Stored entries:
— BEGIN —
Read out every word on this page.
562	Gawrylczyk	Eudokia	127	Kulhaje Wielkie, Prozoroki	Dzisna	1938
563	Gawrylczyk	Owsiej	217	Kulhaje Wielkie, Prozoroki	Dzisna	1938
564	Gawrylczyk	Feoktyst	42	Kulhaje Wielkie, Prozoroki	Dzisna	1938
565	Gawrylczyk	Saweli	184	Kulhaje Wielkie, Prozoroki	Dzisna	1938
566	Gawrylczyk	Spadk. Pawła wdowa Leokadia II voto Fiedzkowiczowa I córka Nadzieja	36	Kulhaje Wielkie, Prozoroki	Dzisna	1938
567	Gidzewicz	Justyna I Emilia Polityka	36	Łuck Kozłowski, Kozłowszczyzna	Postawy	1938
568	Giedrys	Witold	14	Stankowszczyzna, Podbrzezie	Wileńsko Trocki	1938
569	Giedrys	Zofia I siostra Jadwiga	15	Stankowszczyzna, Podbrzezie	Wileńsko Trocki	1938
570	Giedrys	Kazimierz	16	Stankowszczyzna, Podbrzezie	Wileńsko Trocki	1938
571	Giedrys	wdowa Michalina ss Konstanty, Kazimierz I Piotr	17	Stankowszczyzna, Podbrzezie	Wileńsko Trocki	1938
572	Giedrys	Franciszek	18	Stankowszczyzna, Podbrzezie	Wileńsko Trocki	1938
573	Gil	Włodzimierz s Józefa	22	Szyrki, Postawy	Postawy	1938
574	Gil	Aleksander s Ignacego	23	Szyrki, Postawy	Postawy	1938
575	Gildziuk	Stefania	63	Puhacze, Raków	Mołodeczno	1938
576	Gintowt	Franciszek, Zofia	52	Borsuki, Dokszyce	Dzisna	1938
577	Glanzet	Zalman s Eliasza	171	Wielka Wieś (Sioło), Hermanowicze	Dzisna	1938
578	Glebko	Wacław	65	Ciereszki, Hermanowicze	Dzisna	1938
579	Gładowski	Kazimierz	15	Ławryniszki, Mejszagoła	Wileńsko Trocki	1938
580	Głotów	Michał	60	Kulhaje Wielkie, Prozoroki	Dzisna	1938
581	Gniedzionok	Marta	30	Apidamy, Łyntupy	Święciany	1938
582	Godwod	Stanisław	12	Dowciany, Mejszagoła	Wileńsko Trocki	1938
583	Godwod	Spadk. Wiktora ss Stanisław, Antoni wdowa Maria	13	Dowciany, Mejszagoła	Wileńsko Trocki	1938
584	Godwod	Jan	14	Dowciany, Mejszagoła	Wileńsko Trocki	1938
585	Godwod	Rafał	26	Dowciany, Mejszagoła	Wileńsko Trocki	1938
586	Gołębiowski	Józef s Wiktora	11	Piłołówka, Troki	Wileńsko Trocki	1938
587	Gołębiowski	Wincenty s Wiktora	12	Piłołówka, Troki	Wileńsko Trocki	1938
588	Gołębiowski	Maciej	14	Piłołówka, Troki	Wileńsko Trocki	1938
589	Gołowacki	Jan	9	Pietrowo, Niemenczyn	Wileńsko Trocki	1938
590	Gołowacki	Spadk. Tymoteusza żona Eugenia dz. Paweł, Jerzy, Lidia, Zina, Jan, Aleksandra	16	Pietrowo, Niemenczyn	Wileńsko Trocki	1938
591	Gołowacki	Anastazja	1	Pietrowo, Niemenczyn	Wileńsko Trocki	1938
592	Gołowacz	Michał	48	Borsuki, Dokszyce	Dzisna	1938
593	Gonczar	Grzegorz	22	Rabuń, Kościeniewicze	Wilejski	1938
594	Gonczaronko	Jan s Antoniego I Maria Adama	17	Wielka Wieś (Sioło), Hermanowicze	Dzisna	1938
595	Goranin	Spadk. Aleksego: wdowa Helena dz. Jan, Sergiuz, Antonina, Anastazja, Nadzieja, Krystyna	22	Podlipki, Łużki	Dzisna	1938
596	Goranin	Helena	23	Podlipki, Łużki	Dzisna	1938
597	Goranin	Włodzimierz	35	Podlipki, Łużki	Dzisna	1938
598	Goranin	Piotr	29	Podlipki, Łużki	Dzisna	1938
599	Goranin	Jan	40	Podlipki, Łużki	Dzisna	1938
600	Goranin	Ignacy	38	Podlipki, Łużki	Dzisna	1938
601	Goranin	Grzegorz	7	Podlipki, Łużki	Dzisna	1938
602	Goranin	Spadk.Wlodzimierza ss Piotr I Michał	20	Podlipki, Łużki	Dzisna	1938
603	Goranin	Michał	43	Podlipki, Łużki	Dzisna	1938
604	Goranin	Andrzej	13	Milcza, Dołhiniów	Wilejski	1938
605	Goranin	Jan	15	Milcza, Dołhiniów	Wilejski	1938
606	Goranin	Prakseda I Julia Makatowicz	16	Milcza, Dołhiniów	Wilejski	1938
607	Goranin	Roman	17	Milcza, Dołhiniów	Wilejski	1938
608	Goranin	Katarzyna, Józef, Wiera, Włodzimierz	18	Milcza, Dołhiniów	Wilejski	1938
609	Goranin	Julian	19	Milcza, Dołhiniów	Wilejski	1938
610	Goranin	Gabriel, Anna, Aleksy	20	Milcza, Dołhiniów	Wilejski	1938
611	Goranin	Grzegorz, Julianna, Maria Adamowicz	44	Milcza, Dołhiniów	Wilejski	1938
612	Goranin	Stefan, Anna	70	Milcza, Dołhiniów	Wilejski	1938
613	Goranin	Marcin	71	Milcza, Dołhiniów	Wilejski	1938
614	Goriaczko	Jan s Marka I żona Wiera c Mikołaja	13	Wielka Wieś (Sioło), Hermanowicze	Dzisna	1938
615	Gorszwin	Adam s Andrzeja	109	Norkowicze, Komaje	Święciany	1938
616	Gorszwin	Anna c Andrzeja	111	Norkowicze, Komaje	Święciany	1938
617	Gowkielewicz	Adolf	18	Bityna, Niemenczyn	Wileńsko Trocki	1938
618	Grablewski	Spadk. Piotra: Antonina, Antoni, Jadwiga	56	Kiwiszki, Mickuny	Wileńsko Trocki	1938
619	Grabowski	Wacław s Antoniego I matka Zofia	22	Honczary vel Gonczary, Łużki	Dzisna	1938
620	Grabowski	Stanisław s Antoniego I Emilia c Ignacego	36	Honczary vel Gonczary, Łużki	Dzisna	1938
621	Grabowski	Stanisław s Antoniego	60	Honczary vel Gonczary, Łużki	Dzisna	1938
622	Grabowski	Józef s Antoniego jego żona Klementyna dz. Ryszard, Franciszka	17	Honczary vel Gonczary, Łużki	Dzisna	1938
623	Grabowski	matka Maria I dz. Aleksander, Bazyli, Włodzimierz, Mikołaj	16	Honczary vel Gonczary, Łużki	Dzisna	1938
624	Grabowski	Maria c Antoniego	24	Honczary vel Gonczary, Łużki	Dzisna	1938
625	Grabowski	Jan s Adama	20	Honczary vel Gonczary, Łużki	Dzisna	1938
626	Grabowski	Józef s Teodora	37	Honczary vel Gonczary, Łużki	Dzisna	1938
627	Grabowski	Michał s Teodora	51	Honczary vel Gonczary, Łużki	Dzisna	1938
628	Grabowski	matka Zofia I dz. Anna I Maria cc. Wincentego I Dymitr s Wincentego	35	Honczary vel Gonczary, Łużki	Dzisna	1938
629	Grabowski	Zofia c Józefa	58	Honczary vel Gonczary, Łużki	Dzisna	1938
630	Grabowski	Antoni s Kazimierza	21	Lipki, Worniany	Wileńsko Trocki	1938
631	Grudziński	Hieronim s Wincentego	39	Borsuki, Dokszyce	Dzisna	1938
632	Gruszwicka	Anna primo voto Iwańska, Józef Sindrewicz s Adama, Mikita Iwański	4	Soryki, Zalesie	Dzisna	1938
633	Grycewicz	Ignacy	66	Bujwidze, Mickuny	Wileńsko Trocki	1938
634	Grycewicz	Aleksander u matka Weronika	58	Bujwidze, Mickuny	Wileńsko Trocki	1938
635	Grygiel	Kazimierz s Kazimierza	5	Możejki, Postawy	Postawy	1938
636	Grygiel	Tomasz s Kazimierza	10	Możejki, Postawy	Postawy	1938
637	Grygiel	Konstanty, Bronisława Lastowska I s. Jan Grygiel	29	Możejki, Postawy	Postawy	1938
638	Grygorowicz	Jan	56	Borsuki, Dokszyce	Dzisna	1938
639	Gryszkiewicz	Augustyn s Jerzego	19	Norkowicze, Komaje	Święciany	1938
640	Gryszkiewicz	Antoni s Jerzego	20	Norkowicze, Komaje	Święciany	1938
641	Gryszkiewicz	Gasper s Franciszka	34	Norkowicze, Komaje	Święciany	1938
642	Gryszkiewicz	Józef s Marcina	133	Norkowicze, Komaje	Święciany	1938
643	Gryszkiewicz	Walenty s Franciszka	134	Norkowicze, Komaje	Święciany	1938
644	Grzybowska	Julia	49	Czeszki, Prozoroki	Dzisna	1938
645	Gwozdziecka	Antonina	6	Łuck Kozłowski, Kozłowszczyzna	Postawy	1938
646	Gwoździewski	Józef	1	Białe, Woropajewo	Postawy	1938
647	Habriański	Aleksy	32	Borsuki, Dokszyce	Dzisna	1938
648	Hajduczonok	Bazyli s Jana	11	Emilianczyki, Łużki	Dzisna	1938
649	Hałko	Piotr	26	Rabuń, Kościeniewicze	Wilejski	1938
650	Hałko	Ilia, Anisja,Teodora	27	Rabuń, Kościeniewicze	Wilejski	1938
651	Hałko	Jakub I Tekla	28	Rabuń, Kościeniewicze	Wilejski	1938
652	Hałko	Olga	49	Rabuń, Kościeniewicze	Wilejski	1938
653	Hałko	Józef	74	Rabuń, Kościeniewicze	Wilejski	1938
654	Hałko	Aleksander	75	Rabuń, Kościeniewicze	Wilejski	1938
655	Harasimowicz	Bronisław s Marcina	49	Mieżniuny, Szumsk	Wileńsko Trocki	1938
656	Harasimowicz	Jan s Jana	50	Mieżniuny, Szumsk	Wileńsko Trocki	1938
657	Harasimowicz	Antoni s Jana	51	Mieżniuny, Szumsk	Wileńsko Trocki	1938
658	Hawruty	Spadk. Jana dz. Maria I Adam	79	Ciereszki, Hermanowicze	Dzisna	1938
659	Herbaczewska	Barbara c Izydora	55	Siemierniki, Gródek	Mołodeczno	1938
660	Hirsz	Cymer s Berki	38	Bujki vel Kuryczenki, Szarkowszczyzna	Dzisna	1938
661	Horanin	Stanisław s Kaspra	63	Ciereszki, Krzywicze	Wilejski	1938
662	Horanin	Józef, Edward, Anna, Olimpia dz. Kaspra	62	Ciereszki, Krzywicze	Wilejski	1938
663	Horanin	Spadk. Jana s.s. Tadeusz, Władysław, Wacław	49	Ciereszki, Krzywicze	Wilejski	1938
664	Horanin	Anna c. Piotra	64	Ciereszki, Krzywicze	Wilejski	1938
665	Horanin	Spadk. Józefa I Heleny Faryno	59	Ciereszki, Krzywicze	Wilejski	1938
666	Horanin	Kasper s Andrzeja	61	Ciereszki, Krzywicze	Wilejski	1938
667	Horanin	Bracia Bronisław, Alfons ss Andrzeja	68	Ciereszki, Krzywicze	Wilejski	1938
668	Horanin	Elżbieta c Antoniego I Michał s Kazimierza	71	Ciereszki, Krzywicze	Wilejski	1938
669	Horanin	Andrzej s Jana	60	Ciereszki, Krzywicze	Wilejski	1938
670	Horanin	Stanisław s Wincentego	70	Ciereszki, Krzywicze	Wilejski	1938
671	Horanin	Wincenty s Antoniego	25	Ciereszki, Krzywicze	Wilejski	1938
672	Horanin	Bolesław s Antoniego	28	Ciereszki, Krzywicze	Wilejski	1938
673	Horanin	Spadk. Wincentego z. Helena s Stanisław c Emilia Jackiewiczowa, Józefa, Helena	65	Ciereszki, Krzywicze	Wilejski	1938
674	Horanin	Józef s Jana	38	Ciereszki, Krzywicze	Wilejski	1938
— END —
§ **WHAT THE EXERCISE ASKS**
Look through the entries above for the word "Dowciany". Copy every line where it shows up.

§ **RESPONSE FOR THIS EXERCISE**
582	Godwod	Stanisław	12	Dowciany, Mejszagoła	Wileńsko Trocki	1938
583	Godwod	Spadk. Wiktora ss Stanisław, Antoni wdowa Maria	13	Dowciany, Mejszagoła	Wileńsko Trocki	1938
584	Godwod	Jan	14	Dowciany, Mejszagoła	Wileńsko Trocki	1938
585	Godwod	Rafał	26	Dowciany, Mejszagoła	Wileńsko Trocki	1938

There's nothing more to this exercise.